▶ [TASK] Every line of the data must be copied exactly.

Some records:
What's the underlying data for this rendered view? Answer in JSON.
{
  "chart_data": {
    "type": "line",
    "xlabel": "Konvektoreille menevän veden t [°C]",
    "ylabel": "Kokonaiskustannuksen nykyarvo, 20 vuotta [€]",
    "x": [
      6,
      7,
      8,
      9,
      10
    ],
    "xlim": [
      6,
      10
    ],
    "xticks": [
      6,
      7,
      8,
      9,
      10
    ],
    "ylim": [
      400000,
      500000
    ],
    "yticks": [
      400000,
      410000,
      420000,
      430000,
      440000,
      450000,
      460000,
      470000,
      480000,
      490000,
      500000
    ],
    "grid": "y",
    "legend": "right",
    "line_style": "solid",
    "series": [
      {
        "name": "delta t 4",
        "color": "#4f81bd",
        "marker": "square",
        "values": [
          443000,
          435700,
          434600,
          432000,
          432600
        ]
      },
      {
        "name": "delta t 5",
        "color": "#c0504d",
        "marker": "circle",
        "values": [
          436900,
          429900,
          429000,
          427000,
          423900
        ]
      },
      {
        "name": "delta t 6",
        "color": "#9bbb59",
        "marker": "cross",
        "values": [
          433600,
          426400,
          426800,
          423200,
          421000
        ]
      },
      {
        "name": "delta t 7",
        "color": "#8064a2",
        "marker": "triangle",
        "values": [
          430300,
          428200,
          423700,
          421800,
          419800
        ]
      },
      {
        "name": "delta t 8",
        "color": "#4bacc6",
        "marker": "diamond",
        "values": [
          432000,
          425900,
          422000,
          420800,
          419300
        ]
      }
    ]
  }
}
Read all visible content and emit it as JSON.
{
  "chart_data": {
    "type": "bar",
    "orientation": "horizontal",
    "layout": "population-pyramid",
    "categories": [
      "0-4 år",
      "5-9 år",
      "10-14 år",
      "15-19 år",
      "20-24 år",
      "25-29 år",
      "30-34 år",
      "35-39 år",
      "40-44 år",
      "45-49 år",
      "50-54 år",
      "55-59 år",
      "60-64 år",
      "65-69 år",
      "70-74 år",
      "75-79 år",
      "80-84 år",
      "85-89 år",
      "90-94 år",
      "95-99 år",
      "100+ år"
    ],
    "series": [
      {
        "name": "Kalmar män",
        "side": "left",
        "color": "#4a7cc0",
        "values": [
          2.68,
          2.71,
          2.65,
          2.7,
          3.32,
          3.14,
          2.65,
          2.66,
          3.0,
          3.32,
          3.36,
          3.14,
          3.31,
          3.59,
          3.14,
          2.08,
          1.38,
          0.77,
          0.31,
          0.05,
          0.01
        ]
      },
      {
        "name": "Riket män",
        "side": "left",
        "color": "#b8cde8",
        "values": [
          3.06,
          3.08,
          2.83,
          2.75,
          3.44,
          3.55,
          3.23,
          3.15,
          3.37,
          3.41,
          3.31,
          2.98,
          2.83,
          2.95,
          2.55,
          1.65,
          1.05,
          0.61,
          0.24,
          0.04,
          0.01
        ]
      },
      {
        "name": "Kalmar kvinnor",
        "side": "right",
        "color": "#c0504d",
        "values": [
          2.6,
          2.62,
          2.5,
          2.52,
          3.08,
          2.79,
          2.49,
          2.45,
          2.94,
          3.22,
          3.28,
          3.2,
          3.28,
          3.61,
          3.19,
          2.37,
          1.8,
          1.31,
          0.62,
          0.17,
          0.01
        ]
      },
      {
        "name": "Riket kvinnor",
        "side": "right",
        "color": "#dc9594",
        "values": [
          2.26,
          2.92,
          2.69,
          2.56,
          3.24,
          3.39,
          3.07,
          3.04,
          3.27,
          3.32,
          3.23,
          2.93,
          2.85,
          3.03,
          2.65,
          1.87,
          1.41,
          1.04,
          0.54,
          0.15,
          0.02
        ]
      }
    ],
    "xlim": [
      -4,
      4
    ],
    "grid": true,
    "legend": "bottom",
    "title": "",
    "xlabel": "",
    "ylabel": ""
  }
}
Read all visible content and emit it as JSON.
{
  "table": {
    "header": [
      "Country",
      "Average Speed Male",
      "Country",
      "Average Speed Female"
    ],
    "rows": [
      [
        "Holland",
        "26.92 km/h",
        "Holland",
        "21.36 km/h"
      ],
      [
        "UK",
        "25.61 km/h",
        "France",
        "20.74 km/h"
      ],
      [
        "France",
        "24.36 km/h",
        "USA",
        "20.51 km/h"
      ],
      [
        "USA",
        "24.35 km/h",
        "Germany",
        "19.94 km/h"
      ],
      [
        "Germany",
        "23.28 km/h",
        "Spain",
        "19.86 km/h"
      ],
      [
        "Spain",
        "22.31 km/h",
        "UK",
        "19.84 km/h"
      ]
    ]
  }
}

▶ [RESPONSE BELOW]
What's the underlying data for this rendered view? Answer in JSON.
{
  "chart_data": {
    "type": "line",
    "xlabel": "Konvektoreille menevän veden t [°C]",
    "ylabel": "Kokonaiskustannuksen nykyarvo, 20 vuotta [€]",
    "x": [
      6,
      7,
      8,
      9,
      10
    ],
    "xlim": [
      6,
      10
    ],
    "xticks": [
      6,
      7,
      8,
      9,
      10
    ],
    "ylim": [
      400000,
      500000
    ],
    "yticks": [
      400000,
      410000,
      420000,
      430000,
      440000,
      450000,
      460000,
      470000,
      480000,
      490000,
      500000
    ],
    "grid": "y",
    "legend": "right",
    "line_style": "solid",
    "series": [
      {
        "name": "delta t 4",
        "color": "#4f81bd",
        "marker": "square",
        "values": [
          443000,
          435700,
          434600,
          432000,
          432600
        ]
      },
      {
        "name": "delta t 5",
        "color": "#c0504d",
        "marker": "circle",
        "values": [
          436900,
          429900,
          429000,
          427000,
          423900
        ]
      },
      {
        "name": "delta t 6",
        "color": "#9bbb59",
        "marker": "cross",
        "values": [
          433600,
          426400,
          426800,
          423200,
          421000
        ]
      },
      {
        "name": "delta t 7",
        "color": "#8064a2",
        "marker": "triangle",
        "values": [
          430300,
          428200,
          423700,
          421800,
          419800
        ]
      },
      {
        "name": "delta t 8",
        "color": "#4bacc6",
        "marker": "diamond",
        "values": [
          432000,
          425900,
          422000,
          420800,
          419300
        ]
      }
    ]
  }
}
Read all visible content and emit it as JSON.
{
  "chart_data": {
    "type": "bar",
    "orientation": "horizontal",
    "layout": "population-pyramid",
    "categories": [
      "0-4 år",
      "5-9 år",
      "10-14 år",
      "15-19 år",
      "20-24 år",
      "25-29 år",
      "30-34 år",
      "35-39 år",
      "40-44 år",
      "45-49 år",
      "50-54 år",
      "55-59 år",
      "60-64 år",
      "65-69 år",
      "70-74 år",
      "75-79 år",
      "80-84 år",
      "85-89 år",
      "90-94 år",
      "95-99 år",
      "100+ år"
    ],
    "series": [
      {
        "name": "Kalmar män",
        "side": "left",
        "color": "#4a7cc0",
        "values": [
          2.68,
          2.71,
          2.65,
          2.7,
          3.32,
          3.14,
          2.65,
          2.66,
          3.0,
          3.32,
          3.36,
          3.14,
          3.31,
          3.59,
          3.14,
          2.08,
          1.38,
          0.77,
          0.31,
          0.05,
          0.01
        ]
      },
      {
        "name": "Riket män",
        "side": "left",
        "color": "#b8cde8",
        "values": [
          3.06,
          3.08,
          2.83,
          2.75,
          3.44,
          3.55,
          3.23,
          3.15,
          3.37,
          3.41,
          3.31,
          2.98,
          2.83,
          2.95,
          2.55,
          1.65,
          1.05,
          0.61,
          0.24,
          0.04,
          0.01
        ]
      },
      {
        "name": "Kalmar kvinnor",
        "side": "right",
        "color": "#c0504d",
        "values": [
          2.6,
          2.62,
          2.5,
          2.52,
          3.08,
          2.79,
          2.49,
          2.45,
          2.94,
          3.22,
          3.28,
          3.2,
          3.28,
          3.61,
          3.19,
          2.37,
          1.8,
          1.31,
          0.62,
          0.17,
          0.01
        ]
      },
      {
        "name": "Riket kvinnor",
        "side": "right",
        "color": "#dc9594",
        "values": [
          2.26,
          2.92,
          2.69,
          2.56,
          3.24,
          3.39,
          3.07,
          3.04,
          3.27,
          3.32,
          3.23,
          2.93,
          2.85,
          3.03,
          2.65,
          1.87,
          1.41,
          1.04,
          0.54,
          0.15,
          0.02
        ]
      }
    ],
    "xlim": [
      -4,
      4
    ],
    "grid": true,
    "legend": "bottom",
    "title": "",
    "xlabel": "",
    "ylabel": ""
  }
}
Read all visible content and emit it as JSON.
{
  "table": {
    "header": [
      "Country",
      "Average Speed Male",
      "Country",
      "Average Speed Female"
    ],
    "rows": [
      [
        "Holland",
        "26.92 km/h",
        "Holland",
        "21.36 km/h"
      ],
      [
        "UK",
        "25.61 km/h",
        "France",
        "20.74 km/h"
      ],
      [
        "France",
        "24.36 km/h",
        "USA",
        "20.51 km/h"
      ],
      [
        "USA",
        "24.35 km/h",
        "Germany",
        "19.94 km/h"
      ],
      [
        "Germany",
        "23.28 km/h",
        "Spain",
        "19.86 km/h"
      ],
      [
        "Spain",
        "22.31 km/h",
        "UK",
        "19.84 km/h"
      ]
    ]
  }
}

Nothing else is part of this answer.